## Excerpts from a dataset

--------------------------------------------------

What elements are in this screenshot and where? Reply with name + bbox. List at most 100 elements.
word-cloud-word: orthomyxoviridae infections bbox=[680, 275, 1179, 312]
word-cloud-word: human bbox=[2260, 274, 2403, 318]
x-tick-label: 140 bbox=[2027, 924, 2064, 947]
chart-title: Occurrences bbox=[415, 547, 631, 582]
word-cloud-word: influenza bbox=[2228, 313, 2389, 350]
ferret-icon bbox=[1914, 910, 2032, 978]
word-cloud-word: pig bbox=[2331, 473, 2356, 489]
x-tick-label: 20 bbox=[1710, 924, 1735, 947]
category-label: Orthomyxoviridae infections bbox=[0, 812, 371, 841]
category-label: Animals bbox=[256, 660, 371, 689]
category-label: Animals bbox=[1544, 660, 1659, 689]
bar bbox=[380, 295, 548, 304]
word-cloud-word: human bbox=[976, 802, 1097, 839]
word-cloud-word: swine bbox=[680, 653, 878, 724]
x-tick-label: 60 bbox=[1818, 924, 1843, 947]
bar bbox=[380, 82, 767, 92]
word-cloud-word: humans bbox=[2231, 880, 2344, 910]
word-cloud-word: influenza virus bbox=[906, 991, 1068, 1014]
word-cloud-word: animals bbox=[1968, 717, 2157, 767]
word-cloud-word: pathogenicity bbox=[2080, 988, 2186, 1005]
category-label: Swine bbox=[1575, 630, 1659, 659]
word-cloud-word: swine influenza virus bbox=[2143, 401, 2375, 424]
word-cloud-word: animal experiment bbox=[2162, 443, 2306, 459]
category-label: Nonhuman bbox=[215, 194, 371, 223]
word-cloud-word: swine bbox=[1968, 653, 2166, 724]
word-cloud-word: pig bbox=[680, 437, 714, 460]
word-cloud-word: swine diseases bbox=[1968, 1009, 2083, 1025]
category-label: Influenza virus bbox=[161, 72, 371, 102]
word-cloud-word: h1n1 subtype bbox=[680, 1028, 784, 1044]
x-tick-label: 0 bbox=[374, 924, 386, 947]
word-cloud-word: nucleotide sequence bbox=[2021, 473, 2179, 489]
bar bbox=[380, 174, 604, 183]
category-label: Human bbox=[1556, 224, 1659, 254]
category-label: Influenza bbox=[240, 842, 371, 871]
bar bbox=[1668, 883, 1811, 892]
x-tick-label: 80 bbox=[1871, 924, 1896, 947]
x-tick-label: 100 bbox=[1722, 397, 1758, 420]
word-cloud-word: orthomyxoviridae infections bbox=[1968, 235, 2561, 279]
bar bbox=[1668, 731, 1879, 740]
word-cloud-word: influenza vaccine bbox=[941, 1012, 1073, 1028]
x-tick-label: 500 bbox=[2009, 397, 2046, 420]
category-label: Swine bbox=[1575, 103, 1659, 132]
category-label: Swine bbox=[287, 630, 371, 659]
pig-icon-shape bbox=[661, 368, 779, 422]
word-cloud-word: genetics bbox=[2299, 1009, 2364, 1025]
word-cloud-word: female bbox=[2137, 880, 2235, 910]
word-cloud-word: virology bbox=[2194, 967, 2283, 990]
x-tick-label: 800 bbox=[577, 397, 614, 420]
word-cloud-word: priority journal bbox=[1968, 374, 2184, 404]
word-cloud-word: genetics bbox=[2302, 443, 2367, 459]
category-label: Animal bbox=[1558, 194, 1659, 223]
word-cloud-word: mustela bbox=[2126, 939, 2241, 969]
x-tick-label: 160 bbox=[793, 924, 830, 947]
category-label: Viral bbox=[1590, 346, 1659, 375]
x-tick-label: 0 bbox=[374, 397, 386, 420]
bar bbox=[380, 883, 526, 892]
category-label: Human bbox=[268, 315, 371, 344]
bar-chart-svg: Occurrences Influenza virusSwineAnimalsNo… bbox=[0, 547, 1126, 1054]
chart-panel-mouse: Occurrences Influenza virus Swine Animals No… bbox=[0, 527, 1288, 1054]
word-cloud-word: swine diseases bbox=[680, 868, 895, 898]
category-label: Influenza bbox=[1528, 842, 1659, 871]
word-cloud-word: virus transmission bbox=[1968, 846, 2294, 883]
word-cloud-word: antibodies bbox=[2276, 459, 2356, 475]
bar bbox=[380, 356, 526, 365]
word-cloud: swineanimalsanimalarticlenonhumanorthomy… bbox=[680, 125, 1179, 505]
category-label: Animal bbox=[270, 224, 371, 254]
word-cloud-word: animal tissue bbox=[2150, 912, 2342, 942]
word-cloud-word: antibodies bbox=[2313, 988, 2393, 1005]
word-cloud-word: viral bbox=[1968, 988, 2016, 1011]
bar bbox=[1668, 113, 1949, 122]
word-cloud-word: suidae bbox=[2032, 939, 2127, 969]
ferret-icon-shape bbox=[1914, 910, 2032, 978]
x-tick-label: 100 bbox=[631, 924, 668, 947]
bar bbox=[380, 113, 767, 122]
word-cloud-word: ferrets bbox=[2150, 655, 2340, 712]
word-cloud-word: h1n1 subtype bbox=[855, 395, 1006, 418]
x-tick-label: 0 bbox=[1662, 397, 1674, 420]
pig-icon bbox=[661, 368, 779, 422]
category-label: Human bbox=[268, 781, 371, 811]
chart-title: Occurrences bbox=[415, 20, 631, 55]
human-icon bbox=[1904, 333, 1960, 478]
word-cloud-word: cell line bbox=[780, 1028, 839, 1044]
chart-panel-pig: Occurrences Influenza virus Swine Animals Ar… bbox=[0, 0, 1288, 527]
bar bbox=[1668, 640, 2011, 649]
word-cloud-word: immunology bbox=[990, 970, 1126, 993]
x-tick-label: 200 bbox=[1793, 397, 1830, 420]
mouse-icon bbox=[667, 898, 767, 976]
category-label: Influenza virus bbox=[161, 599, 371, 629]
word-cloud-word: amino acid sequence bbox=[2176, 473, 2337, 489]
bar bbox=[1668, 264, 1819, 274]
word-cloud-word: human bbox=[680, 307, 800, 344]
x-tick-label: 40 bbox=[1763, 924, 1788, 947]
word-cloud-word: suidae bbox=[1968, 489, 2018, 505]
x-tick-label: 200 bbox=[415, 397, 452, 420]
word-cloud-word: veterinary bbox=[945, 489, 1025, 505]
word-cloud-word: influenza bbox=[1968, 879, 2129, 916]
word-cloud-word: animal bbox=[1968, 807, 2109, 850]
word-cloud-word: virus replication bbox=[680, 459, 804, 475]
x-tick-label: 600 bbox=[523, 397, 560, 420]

--------------------------------------------------

## ASSIGNMENT
Restate the data word for word.

## EXPECTED ANSWER
What elements are in this screenshot and where? Reply with name + bbox. List at most 100 elements.
word-cloud-word: orthomyxoviridae infections bbox=[680, 275, 1179, 312]
word-cloud-word: human bbox=[2260, 274, 2403, 318]
x-tick-label: 140 bbox=[2027, 924, 2064, 947]
chart-title: Occurrences bbox=[415, 547, 631, 582]
word-cloud-word: influenza bbox=[2228, 313, 2389, 350]
ferret-icon bbox=[1914, 910, 2032, 978]
word-cloud-word: pig bbox=[2331, 473, 2356, 489]
x-tick-label: 20 bbox=[1710, 924, 1735, 947]
category-label: Orthomyxoviridae infections bbox=[0, 812, 371, 841]
category-label: Animals bbox=[256, 660, 371, 689]
category-label: Animals bbox=[1544, 660, 1659, 689]
bar bbox=[380, 295, 548, 304]
word-cloud-word: human bbox=[976, 802, 1097, 839]
word-cloud-word: swine bbox=[680, 653, 878, 724]
x-tick-label: 60 bbox=[1818, 924, 1843, 947]
bar bbox=[380, 82, 767, 92]
word-cloud-word: humans bbox=[2231, 880, 2344, 910]
word-cloud-word: influenza virus bbox=[906, 991, 1068, 1014]
word-cloud-word: animals bbox=[1968, 717, 2157, 767]
word-cloud-word: pathogenicity bbox=[2080, 988, 2186, 1005]
category-label: Swine bbox=[1575, 630, 1659, 659]
word-cloud-word: swine influenza virus bbox=[2143, 401, 2375, 424]
word-cloud-word: animal experiment bbox=[2162, 443, 2306, 459]
category-label: Nonhuman bbox=[215, 194, 371, 223]
word-cloud-word: swine bbox=[1968, 653, 2166, 724]
word-cloud-word: pig bbox=[680, 437, 714, 460]
word-cloud-word: swine diseases bbox=[1968, 1009, 2083, 1025]
category-label: Influenza virus bbox=[161, 72, 371, 102]
word-cloud-word: h1n1 subtype bbox=[680, 1028, 784, 1044]
x-tick-label: 0 bbox=[374, 924, 386, 947]
word-cloud-word: nucleotide sequence bbox=[2021, 473, 2179, 489]
bar bbox=[380, 174, 604, 183]
category-label: Human bbox=[1556, 224, 1659, 254]
category-label: Influenza bbox=[240, 842, 371, 871]
bar bbox=[1668, 883, 1811, 892]
x-tick-label: 80 bbox=[1871, 924, 1896, 947]
x-tick-label: 100 bbox=[1722, 397, 1758, 420]
word-cloud-word: orthomyxoviridae infections bbox=[1968, 235, 2561, 279]
bar bbox=[1668, 731, 1879, 740]
word-cloud-word: influenza vaccine bbox=[941, 1012, 1073, 1028]
x-tick-label: 500 bbox=[2009, 397, 2046, 420]
category-label: Swine bbox=[1575, 103, 1659, 132]
category-label: Swine bbox=[287, 630, 371, 659]
pig-icon-shape bbox=[661, 368, 779, 422]
word-cloud-word: genetics bbox=[2299, 1009, 2364, 1025]
word-cloud-word: female bbox=[2137, 880, 2235, 910]
word-cloud-word: virology bbox=[2194, 967, 2283, 990]
x-tick-label: 800 bbox=[577, 397, 614, 420]
word-cloud-word: priority journal bbox=[1968, 374, 2184, 404]
word-cloud-word: genetics bbox=[2302, 443, 2367, 459]
category-label: Animal bbox=[1558, 194, 1659, 223]
word-cloud-word: mustela bbox=[2126, 939, 2241, 969]
x-tick-label: 160 bbox=[793, 924, 830, 947]
category-label: Viral bbox=[1590, 346, 1659, 375]
x-tick-label: 0 bbox=[374, 397, 386, 420]
bar bbox=[380, 883, 526, 892]
category-label: Human bbox=[268, 315, 371, 344]
bar-chart-svg: Occurrences Influenza virusSwineAnimalsNo… bbox=[0, 547, 1126, 1054]
chart-panel-mouse: Occurrences Influenza virus Swine Animals No… bbox=[0, 527, 1288, 1054]
word-cloud-word: swine diseases bbox=[680, 868, 895, 898]
category-label: Influenza bbox=[1528, 842, 1659, 871]
word-cloud-word: virus transmission bbox=[1968, 846, 2294, 883]
word-cloud-word: antibodies bbox=[2276, 459, 2356, 475]
bar bbox=[380, 356, 526, 365]
word-cloud: swineanimalsanimalarticlenonhumanorthomy… bbox=[680, 125, 1179, 505]
category-label: Animal bbox=[270, 224, 371, 254]
word-cloud-word: animal tissue bbox=[2150, 912, 2342, 942]
word-cloud-word: antibodies bbox=[2313, 988, 2393, 1005]
word-cloud-word: viral bbox=[1968, 988, 2016, 1011]
bar bbox=[1668, 113, 1949, 122]
word-cloud-word: suidae bbox=[2032, 939, 2127, 969]
ferret-icon-shape bbox=[1914, 910, 2032, 978]
x-tick-label: 100 bbox=[631, 924, 668, 947]
bar bbox=[380, 113, 767, 122]
word-cloud-word: ferrets bbox=[2150, 655, 2340, 712]
word-cloud-word: h1n1 subtype bbox=[855, 395, 1006, 418]
x-tick-label: 0 bbox=[1662, 397, 1674, 420]
pig-icon bbox=[661, 368, 779, 422]
category-label: Human bbox=[268, 781, 371, 811]
chart-title: Occurrences bbox=[415, 20, 631, 55]
human-icon bbox=[1904, 333, 1960, 478]
word-cloud-word: cell line bbox=[780, 1028, 839, 1044]
chart-panel-pig: Occurrences Influenza virus Swine Animals Ar… bbox=[0, 0, 1288, 527]
bar bbox=[1668, 640, 2011, 649]
word-cloud-word: immunology bbox=[990, 970, 1126, 993]
x-tick-label: 200 bbox=[1793, 397, 1830, 420]
mouse-icon bbox=[667, 898, 767, 976]
category-label: Influenza virus bbox=[161, 599, 371, 629]
word-cloud-word: amino acid sequence bbox=[2176, 473, 2337, 489]
bar bbox=[1668, 264, 1819, 274]
word-cloud-word: human bbox=[680, 307, 800, 344]
x-tick-label: 40 bbox=[1763, 924, 1788, 947]
word-cloud-word: suidae bbox=[1968, 489, 2018, 505]
x-tick-label: 200 bbox=[415, 397, 452, 420]
word-cloud-word: veterinary bbox=[945, 489, 1025, 505]
word-cloud-word: influenza bbox=[1968, 879, 2129, 916]
word-cloud-word: animal bbox=[1968, 807, 2109, 850]
word-cloud-word: virus replication bbox=[680, 459, 804, 475]
x-tick-label: 600 bbox=[523, 397, 560, 420]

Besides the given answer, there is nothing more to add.